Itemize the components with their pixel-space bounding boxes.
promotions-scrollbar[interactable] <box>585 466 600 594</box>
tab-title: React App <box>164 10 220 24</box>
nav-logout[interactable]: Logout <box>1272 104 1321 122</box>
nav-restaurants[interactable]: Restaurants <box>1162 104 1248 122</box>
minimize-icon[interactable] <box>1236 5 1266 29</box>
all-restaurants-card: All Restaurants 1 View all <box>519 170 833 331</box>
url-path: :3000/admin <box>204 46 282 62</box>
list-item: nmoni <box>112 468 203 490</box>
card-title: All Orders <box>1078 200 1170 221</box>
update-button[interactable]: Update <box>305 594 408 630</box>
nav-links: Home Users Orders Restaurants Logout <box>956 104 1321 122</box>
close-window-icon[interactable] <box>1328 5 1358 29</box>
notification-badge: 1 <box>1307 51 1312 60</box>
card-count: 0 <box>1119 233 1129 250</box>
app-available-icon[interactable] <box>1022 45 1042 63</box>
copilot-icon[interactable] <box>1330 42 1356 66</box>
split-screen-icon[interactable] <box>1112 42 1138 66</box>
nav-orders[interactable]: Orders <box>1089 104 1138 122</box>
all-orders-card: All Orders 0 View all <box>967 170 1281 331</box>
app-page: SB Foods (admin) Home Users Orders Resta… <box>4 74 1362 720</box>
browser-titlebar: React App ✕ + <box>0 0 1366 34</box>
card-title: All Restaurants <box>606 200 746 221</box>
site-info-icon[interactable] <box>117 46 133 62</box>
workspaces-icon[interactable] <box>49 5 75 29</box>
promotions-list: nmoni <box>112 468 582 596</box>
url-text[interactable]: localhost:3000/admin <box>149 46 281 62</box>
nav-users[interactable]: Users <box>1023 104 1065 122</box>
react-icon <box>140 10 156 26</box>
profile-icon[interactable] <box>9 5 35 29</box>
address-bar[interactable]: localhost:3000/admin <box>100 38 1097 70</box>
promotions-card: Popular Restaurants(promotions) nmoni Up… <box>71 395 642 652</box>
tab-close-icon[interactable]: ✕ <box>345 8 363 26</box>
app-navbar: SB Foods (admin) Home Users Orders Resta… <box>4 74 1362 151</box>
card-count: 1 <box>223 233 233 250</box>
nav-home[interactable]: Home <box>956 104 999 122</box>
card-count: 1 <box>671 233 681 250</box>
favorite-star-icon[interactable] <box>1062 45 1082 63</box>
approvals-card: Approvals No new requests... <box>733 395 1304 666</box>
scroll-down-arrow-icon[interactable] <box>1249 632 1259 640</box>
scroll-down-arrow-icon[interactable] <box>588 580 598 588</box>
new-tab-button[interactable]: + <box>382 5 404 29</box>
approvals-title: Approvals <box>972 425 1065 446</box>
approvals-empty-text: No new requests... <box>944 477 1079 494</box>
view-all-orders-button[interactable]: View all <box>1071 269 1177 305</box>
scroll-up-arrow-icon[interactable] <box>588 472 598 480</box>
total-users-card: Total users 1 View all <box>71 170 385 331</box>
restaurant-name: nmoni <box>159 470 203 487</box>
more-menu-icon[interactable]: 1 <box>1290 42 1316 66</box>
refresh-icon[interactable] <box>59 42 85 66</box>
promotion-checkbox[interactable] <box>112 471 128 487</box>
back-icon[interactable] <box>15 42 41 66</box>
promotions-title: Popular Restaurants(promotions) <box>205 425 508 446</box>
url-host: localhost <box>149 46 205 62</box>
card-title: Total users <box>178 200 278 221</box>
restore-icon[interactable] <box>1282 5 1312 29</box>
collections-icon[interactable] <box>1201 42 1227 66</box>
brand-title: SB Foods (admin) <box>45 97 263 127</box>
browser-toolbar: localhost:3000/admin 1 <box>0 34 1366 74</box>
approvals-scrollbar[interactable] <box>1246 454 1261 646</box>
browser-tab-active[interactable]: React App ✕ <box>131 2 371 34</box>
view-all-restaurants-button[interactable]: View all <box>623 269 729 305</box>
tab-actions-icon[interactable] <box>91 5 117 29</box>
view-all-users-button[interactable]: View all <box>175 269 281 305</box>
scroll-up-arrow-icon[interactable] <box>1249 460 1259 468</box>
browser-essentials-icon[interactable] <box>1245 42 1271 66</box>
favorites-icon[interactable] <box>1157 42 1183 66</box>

++++++++++

Description of the task:
Turn the items above into a numbered list, leaving out any blank lines.

Final result:
1. Itemize the components with their pixel-space bounding boxes.
2. promotions-scrollbar[interactable] <box>585 466 600 594</box>
3. tab-title: React App <box>164 10 220 24</box>
4. nav-logout[interactable]: Logout <box>1272 104 1321 122</box>
5. nav-restaurants[interactable]: Restaurants <box>1162 104 1248 122</box>
6. minimize-icon[interactable] <box>1236 5 1266 29</box>
7. all-restaurants-card: All Restaurants 1 View all <box>519 170 833 331</box>
8. url-path: :3000/admin <box>204 46 282 62</box>
9. list-item: nmoni <box>112 468 203 490</box>
10. card-title: All Orders <box>1078 200 1170 221</box>
11. update-button[interactable]: Update <box>305 594 408 630</box>
12. nav-links: Home Users Orders Restaurants Logout <box>956 104 1321 122</box>
13. close-window-icon[interactable] <box>1328 5 1358 29</box>
14. notification-badge: 1 <box>1307 51 1312 60</box>
15. card-count: 0 <box>1119 233 1129 250</box>
16. app-available-icon[interactable] <box>1022 45 1042 63</box>
17. copilot-icon[interactable] <box>1330 42 1356 66</box>
18. split-screen-icon[interactable] <box>1112 42 1138 66</box>
19. nav-orders[interactable]: Orders <box>1089 104 1138 122</box>
20. all-orders-card: All Orders 0 View all <box>967 170 1281 331</box>
21. app-page: SB Foods (admin) Home Users Orders Resta… <box>4 74 1362 720</box>
22. browser-titlebar: React App ✕ + <box>0 0 1366 34</box>
23. card-title: All Restaurants <box>606 200 746 221</box>
24. site-info-icon[interactable] <box>117 46 133 62</box>
25. workspaces-icon[interactable] <box>49 5 75 29</box>
26. promotions-list: nmoni <box>112 468 582 596</box>
27. url-text[interactable]: localhost:3000/admin <box>149 46 281 62</box>
28. nav-users[interactable]: Users <box>1023 104 1065 122</box>
29. react-icon <box>140 10 156 26</box>
30. profile-icon[interactable] <box>9 5 35 29</box>
31. address-bar[interactable]: localhost:3000/admin <box>100 38 1097 70</box>
32. promotions-card: Popular Restaurants(promotions) nmoni Up… <box>71 395 642 652</box>
33. tab-close-icon[interactable]: ✕ <box>345 8 363 26</box>
34. app-navbar: SB Foods (admin) Home Users Orders Resta… <box>4 74 1362 151</box>
35. card-count: 1 <box>223 233 233 250</box>
36. nav-home[interactable]: Home <box>956 104 999 122</box>
37. card-count: 1 <box>671 233 681 250</box>
38. favorite-star-icon[interactable] <box>1062 45 1082 63</box>
39. approvals-card: Approvals No new requests... <box>733 395 1304 666</box>
40. scroll-down-arrow-icon[interactable] <box>1249 632 1259 640</box>
41. scroll-down-arrow-icon[interactable] <box>588 580 598 588</box>
42. new-tab-button[interactable]: + <box>382 5 404 29</box>
43. approvals-title: Approvals <box>972 425 1065 446</box>
44. approvals-empty-text: No new requests... <box>944 477 1079 494</box>
45. view-all-orders-button[interactable]: View all <box>1071 269 1177 305</box>
46. scroll-up-arrow-icon[interactable] <box>588 472 598 480</box>
47. total-users-card: Total users 1 View all <box>71 170 385 331</box>
48. restaurant-name: nmoni <box>159 470 203 487</box>
49. more-menu-icon[interactable]: 1 <box>1290 42 1316 66</box>
50. refresh-icon[interactable] <box>59 42 85 66</box>
51. promotion-checkbox[interactable] <box>112 471 128 487</box>
52. back-icon[interactable] <box>15 42 41 66</box>
53. promotions-title: Popular Restaurants(promotions) <box>205 425 508 446</box>
54. url-host: localhost <box>149 46 205 62</box>
55. card-title: Total users <box>178 200 278 221</box>
56. restore-icon[interactable] <box>1282 5 1312 29</box>
57. collections-icon[interactable] <box>1201 42 1227 66</box>
58. brand-title: SB Foods (admin) <box>45 97 263 127</box>
59. browser-toolbar: localhost:3000/admin 1 <box>0 34 1366 74</box>
60. approvals-scrollbar[interactable] <box>1246 454 1261 646</box>
61. browser-tab-active[interactable]: React App ✕ <box>131 2 371 34</box>
62. view-all-restaurants-button[interactable]: View all <box>623 269 729 305</box>
63. tab-actions-icon[interactable] <box>91 5 117 29</box>
64. view-all-users-button[interactable]: View all <box>175 269 281 305</box>
65. scroll-up-arrow-icon[interactable] <box>1249 460 1259 468</box>
66. browser-essentials-icon[interactable] <box>1245 42 1271 66</box>
67. favorites-icon[interactable] <box>1157 42 1183 66</box>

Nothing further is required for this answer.